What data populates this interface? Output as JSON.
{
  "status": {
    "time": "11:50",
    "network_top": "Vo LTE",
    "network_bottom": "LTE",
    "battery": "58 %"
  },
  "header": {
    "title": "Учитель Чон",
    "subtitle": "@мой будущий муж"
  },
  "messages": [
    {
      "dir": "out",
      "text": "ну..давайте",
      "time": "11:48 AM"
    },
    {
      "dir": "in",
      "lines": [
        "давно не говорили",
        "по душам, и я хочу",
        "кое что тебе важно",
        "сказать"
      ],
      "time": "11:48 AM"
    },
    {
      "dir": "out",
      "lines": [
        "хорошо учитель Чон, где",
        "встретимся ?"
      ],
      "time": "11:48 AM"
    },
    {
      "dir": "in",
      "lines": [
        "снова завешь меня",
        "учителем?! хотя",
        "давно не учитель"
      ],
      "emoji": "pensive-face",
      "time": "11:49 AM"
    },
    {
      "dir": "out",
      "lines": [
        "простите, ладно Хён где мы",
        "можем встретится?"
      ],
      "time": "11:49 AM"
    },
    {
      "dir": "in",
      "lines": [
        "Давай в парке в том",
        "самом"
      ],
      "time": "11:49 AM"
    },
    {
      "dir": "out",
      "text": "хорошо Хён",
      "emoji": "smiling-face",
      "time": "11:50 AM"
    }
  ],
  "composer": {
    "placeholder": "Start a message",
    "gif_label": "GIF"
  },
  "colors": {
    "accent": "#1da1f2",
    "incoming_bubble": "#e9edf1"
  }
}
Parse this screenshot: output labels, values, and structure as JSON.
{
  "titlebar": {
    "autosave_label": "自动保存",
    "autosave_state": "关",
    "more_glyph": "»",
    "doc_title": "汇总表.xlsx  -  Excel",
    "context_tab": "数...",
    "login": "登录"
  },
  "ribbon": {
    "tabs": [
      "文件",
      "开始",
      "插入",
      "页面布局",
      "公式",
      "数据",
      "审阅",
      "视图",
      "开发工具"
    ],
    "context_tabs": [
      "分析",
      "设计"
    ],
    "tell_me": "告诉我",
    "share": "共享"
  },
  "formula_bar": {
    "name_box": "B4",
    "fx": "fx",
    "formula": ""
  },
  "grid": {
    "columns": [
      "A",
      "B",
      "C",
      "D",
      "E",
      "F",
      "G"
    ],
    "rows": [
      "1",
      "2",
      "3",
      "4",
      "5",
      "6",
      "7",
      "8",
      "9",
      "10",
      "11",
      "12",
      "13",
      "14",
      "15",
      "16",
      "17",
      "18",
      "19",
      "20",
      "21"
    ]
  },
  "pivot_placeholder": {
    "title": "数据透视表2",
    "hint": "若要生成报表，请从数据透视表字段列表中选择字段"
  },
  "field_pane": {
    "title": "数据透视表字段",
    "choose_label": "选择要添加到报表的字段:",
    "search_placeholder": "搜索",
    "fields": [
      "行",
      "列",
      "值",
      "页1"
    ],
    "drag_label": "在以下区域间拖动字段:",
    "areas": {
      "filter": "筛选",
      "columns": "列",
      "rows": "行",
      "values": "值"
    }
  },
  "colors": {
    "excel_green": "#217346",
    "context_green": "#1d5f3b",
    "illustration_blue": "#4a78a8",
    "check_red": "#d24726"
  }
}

#### Task requirements:
Please list every line of the records that contains "JSON".

#### Exercise output:
What data populates this interface? Output as JSON.
Parse this screenshot: output labels, values, and structure as JSON.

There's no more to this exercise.